▶ **What to work on**
Write the data below out exactly as it stands. Do not include the pictures.

▶ **Records to use**
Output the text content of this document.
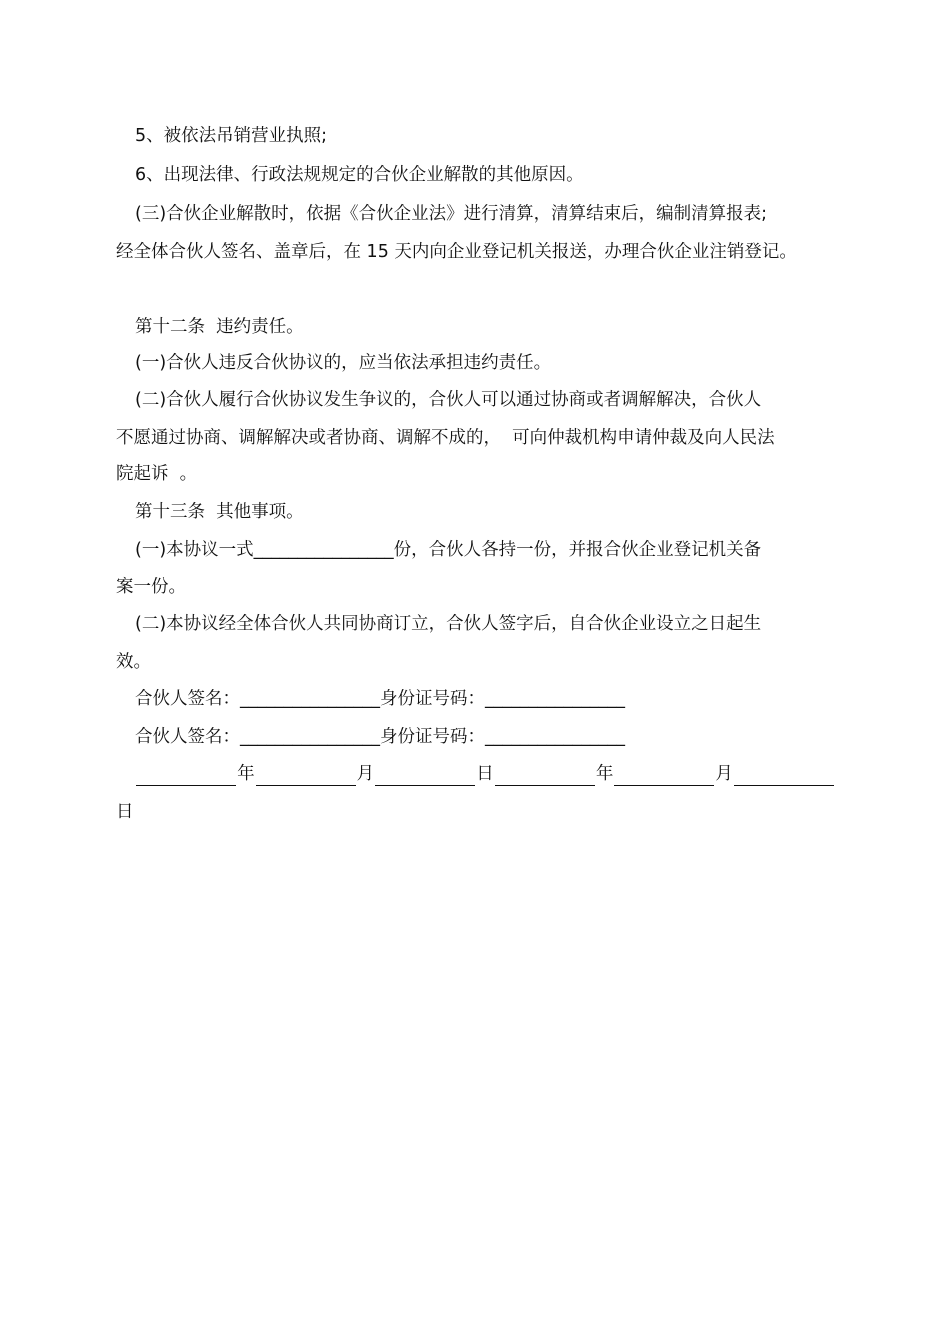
5、被依法吊销营业执照;
6、出现法律、行政法规规定的合伙企业解散的其他原因。
(三)合伙企业解散时，依据《合伙企业法》进行清算，清算结束后，编制清算报表;
经全体合伙人签名、盖章后，在 15 天内向企业登记机关报送，办理合伙企业注销登记。
第十二条  违约责任。
(一)合伙人违反合伙协议的，应当依法承担违约责任。
(二)合伙人履行合伙协议发生争议的，合伙人可以通过协商或者调解解决，合伙人
不愿通过协商、调解解决或者协商、调解不成的，  可向仲裁机构申请仲裁及向人民法
院起诉  。
第十三条  其他事项。
(一)本协议一式________________份，合伙人各持一份，并报合伙企业登记机关备
案一份。
(二)本协议经全体合伙人共同协商订立，合伙人签字后，自合伙企业设立之日起生
效。
合伙人签名：________________身份证号码：________________
合伙人签名：________________身份证号码：________________
年	月	日	年	月
日
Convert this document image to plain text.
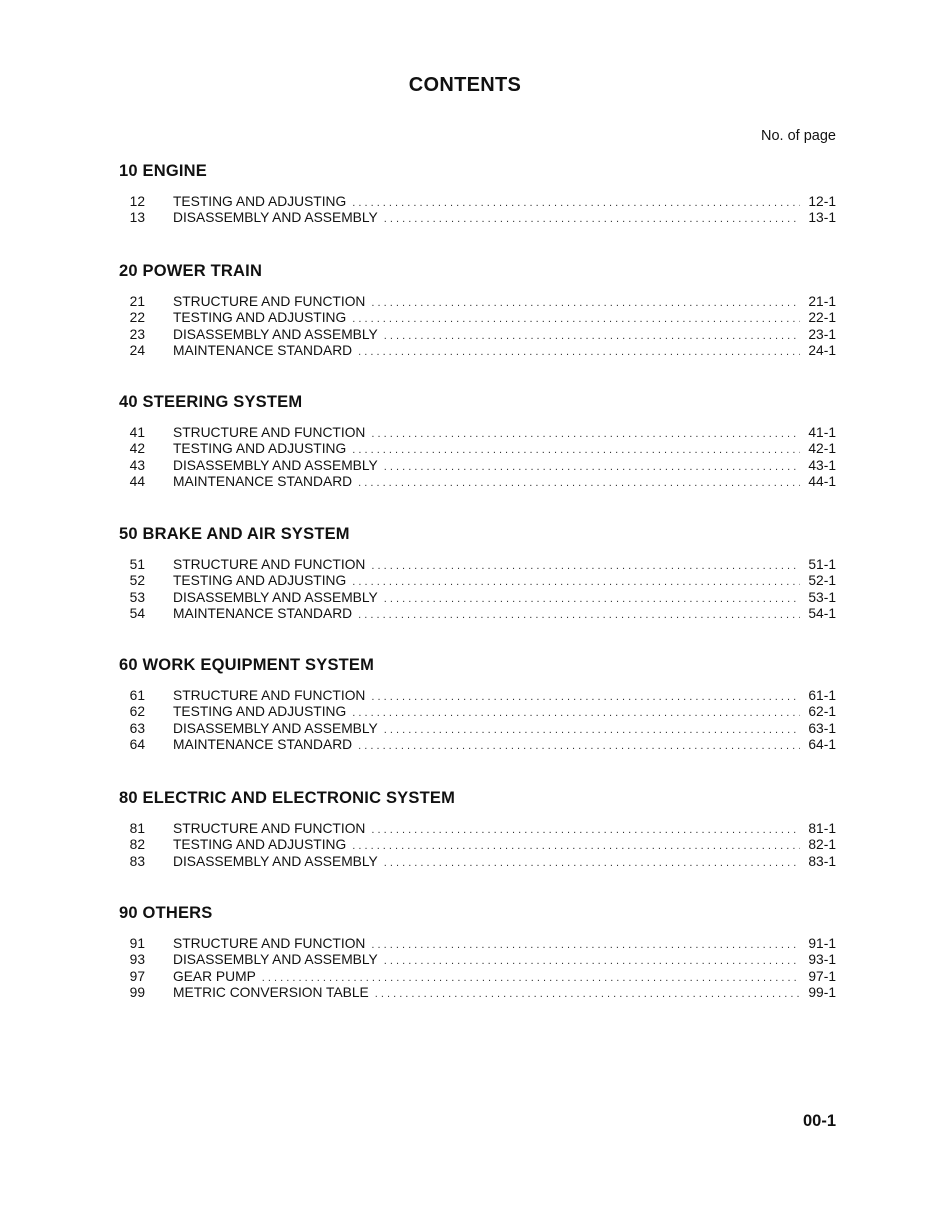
CONTENTS
No. of page
10 ENGINE
12 TESTING AND ADJUSTING . . .	12-1
13 DISASSEMBLY AND ASSEMBLY . . .	13-1
20 POWER TRAIN
21 STRUCTURE AND FUNCTION . . .	21-1
22 TESTING AND ADJUSTING . . .	22-1
23 DISASSEMBLY AND ASSEMBLY . . .	23-1
24 MAINTENANCE STANDARD . . .	24-1
40 STEERING SYSTEM
41 STRUCTURE AND FUNCTION . . .	41-1
42 TESTING AND ADJUSTING . . .	42-1
43 DISASSEMBLY AND ASSEMBLY . . .	43-1
44 MAINTENANCE STANDARD . . .	44-1
50 BRAKE AND AIR SYSTEM
51 STRUCTURE AND FUNCTION . . .	51-1
52 TESTING AND ADJUSTING . . .	52-1
53 DISASSEMBLY AND ASSEMBLY . . .	53-1
54 MAINTENANCE STANDARD . . .	54-1
60 WORK EQUIPMENT SYSTEM
61 STRUCTURE AND FUNCTION . . .	61-1
62 TESTING AND ADJUSTING . . .	62-1
63 DISASSEMBLY AND ASSEMBLY . . .	63-1
64 MAINTENANCE STANDARD . . .	64-1
80 ELECTRIC AND ELECTRONIC SYSTEM
81 STRUCTURE AND FUNCTION . . .	81-1
82 TESTING AND ADJUSTING . . .	82-1
83 DISASSEMBLY AND ASSEMBLY . . .	83-1
90 OTHERS
91 STRUCTURE AND FUNCTION . . .	91-1
93 DISASSEMBLY AND ASSEMBLY . . .	93-1
97 GEAR PUMP . . .	97-1
99 METRIC CONVERSION TABLE . . .	99-1
00-1
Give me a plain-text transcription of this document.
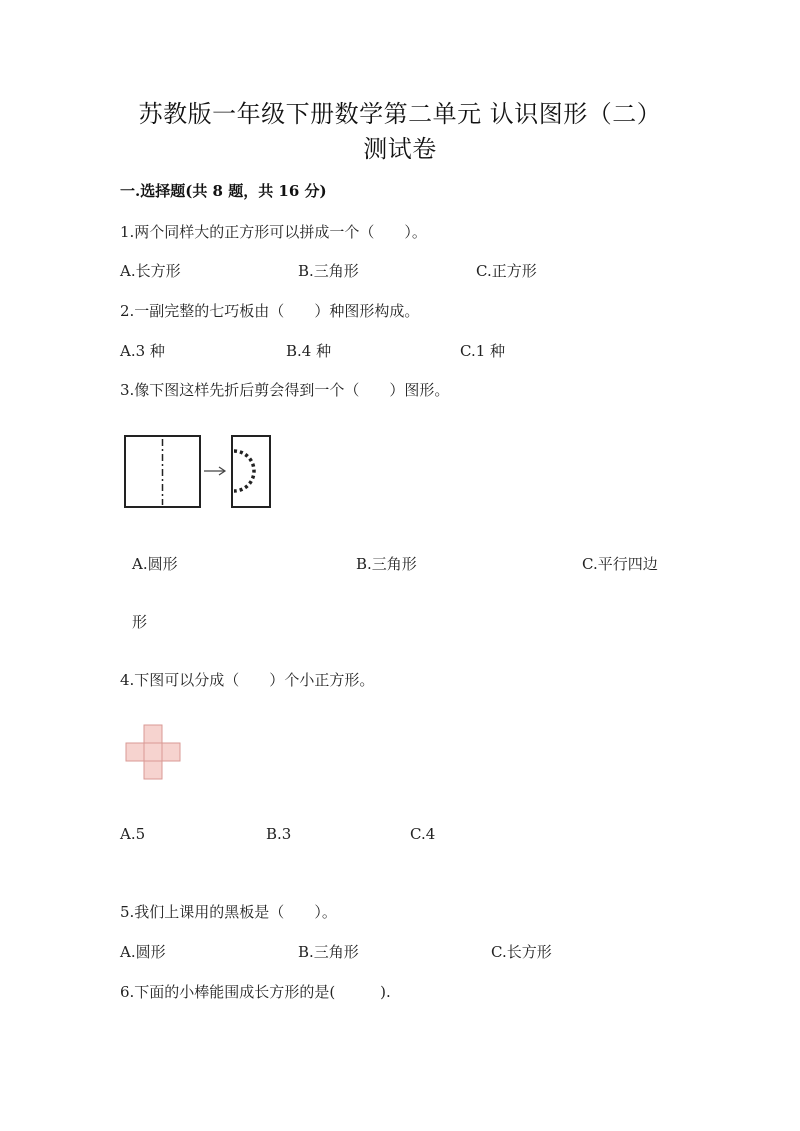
苏教版一年级下册数学第二单元 认识图形（二）
测试卷
一.选择题(共 8 题，共 16 分)
1.两个同样大的正方形可以拼成一个（　　）。
A.长方形	B.三角形	C.正方形
2.一副完整的七巧板由（　　）种图形构成。
A.3 种	B.4 种	C.1 种
3.像下图这样先折后剪会得到一个（　　）图形。
A.圆形	B.三角形	C.平行四边
形
4.下图可以分成（　　）个小正方形。
A.5	B.3	C.4
5.我们上课用的黑板是（　　）。
A.圆形	B.三角形	C.长方形
6.下面的小棒能围成长方形的是(　　　).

▶ **Response to this task**
Output the text content of this document.
5、被依法吊销营业执照;
6、出现法律、行政法规规定的合伙企业解散的其他原因。
(三)合伙企业解散时，依据《合伙企业法》进行清算，清算结束后，编制清算报表;
经全体合伙人签名、盖章后，在 15 天内向企业登记机关报送，办理合伙企业注销登记。
第十二条  违约责任。
(一)合伙人违反合伙协议的，应当依法承担违约责任。
(二)合伙人履行合伙协议发生争议的，合伙人可以通过协商或者调解解决，合伙人
不愿通过协商、调解解决或者协商、调解不成的，  可向仲裁机构申请仲裁及向人民法
院起诉  。
第十三条  其他事项。
(一)本协议一式________________份，合伙人各持一份，并报合伙企业登记机关备
案一份。
(二)本协议经全体合伙人共同协商订立，合伙人签字后，自合伙企业设立之日起生
效。
合伙人签名：________________身份证号码：________________
合伙人签名：________________身份证号码：________________
年	月	日	年	月
日
Convert this document image to plain text.
CONTENTS
No. of page
10 ENGINE
12 TESTING AND ADJUSTING . . .	12-1
13 DISASSEMBLY AND ASSEMBLY . . .	13-1
20 POWER TRAIN
21 STRUCTURE AND FUNCTION . . .	21-1
22 TESTING AND ADJUSTING . . .	22-1
23 DISASSEMBLY AND ASSEMBLY . . .	23-1
24 MAINTENANCE STANDARD . . .	24-1
40 STEERING SYSTEM
41 STRUCTURE AND FUNCTION . . .	41-1
42 TESTING AND ADJUSTING . . .	42-1
43 DISASSEMBLY AND ASSEMBLY . . .	43-1
44 MAINTENANCE STANDARD . . .	44-1
50 BRAKE AND AIR SYSTEM
51 STRUCTURE AND FUNCTION . . .	51-1
52 TESTING AND ADJUSTING . . .	52-1
53 DISASSEMBLY AND ASSEMBLY . . .	53-1
54 MAINTENANCE STANDARD . . .	54-1
60 WORK EQUIPMENT SYSTEM
61 STRUCTURE AND FUNCTION . . .	61-1
62 TESTING AND ADJUSTING . . .	62-1
63 DISASSEMBLY AND ASSEMBLY . . .	63-1
64 MAINTENANCE STANDARD . . .	64-1
80 ELECTRIC AND ELECTRONIC SYSTEM
81 STRUCTURE AND FUNCTION . . .	81-1
82 TESTING AND ADJUSTING . . .	82-1
83 DISASSEMBLY AND ASSEMBLY . . .	83-1
90 OTHERS
91 STRUCTURE AND FUNCTION . . .	91-1
93 DISASSEMBLY AND ASSEMBLY . . .	93-1
97 GEAR PUMP . . .	97-1
99 METRIC CONVERSION TABLE . . .	99-1
00-1
Give me a plain-text transcription of this document.
苏教版一年级下册数学第二单元 认识图形（二）
测试卷
一.选择题(共 8 题，共 16 分)
1.两个同样大的正方形可以拼成一个（　　）。
A.长方形	B.三角形	C.正方形
2.一副完整的七巧板由（　　）种图形构成。
A.3 种	B.4 种	C.1 种
3.像下图这样先折后剪会得到一个（　　）图形。
A.圆形	B.三角形	C.平行四边
形
4.下图可以分成（　　）个小正方形。
A.5	B.3	C.4
5.我们上课用的黑板是（　　）。
A.圆形	B.三角形	C.长方形
6.下面的小棒能围成长方形的是(　　　).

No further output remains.